--- start Input records ---
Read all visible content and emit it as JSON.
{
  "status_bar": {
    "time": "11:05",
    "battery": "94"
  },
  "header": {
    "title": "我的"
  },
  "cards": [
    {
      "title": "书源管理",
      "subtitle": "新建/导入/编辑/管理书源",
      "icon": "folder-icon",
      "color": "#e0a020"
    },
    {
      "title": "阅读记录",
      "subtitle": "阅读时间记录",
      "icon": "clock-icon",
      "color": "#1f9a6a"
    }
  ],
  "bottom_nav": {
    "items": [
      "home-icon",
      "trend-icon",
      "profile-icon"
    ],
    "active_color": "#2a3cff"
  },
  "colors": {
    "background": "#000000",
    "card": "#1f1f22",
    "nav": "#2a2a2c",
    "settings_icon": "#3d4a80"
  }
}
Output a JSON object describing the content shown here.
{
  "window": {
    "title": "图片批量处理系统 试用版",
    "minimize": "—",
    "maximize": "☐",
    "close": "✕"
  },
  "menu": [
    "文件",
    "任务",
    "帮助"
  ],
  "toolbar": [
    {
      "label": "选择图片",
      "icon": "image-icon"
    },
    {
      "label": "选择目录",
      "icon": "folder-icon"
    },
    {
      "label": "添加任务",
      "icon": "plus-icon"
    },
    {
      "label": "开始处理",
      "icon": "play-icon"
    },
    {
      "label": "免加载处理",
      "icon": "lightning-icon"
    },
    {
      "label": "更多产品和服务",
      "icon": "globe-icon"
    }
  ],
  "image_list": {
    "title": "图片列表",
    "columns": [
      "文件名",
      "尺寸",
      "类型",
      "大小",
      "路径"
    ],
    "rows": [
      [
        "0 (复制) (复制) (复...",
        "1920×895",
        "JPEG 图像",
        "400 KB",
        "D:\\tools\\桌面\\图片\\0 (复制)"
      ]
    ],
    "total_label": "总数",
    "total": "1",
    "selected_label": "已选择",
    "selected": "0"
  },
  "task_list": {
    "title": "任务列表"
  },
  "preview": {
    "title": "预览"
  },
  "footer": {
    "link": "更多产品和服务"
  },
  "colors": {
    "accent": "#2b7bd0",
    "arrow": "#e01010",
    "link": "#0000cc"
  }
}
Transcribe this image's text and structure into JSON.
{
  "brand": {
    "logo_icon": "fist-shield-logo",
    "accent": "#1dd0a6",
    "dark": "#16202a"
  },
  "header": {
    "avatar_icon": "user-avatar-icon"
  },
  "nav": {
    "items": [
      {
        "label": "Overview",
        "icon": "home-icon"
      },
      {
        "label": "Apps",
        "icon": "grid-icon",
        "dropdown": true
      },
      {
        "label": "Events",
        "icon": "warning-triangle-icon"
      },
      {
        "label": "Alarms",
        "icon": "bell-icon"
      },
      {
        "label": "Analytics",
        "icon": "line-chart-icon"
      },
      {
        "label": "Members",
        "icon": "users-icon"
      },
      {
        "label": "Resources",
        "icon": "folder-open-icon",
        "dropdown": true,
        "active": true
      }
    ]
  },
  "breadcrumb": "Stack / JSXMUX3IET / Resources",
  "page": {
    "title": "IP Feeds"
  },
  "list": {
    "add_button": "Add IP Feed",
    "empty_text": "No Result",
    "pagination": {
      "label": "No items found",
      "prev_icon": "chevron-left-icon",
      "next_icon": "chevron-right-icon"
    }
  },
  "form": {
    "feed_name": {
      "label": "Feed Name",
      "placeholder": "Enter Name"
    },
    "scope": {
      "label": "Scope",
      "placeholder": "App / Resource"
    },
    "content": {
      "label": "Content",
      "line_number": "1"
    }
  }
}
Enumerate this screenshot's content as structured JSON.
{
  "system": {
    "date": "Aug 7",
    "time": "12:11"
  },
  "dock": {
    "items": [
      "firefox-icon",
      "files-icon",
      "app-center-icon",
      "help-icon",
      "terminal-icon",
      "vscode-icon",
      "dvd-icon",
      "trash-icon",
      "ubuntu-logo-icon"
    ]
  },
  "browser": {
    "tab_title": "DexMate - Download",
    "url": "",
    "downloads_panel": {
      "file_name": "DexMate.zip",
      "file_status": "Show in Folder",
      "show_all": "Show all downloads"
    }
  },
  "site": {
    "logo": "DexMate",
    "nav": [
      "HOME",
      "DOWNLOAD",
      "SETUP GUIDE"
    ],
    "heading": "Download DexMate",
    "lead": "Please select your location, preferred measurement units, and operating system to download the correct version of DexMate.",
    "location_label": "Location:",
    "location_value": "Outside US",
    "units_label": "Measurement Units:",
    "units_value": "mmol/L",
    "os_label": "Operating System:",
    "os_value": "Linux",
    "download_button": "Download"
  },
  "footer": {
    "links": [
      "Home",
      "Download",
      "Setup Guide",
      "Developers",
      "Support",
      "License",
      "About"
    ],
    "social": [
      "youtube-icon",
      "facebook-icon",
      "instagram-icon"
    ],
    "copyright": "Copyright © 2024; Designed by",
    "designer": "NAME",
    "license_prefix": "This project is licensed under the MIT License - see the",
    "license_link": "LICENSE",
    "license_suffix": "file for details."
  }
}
--- end Input records ---
▶ **What you will do**
State the number of lines in this listing that contain the string "JSON", and add nothing else.

▶ **Response to this task**
4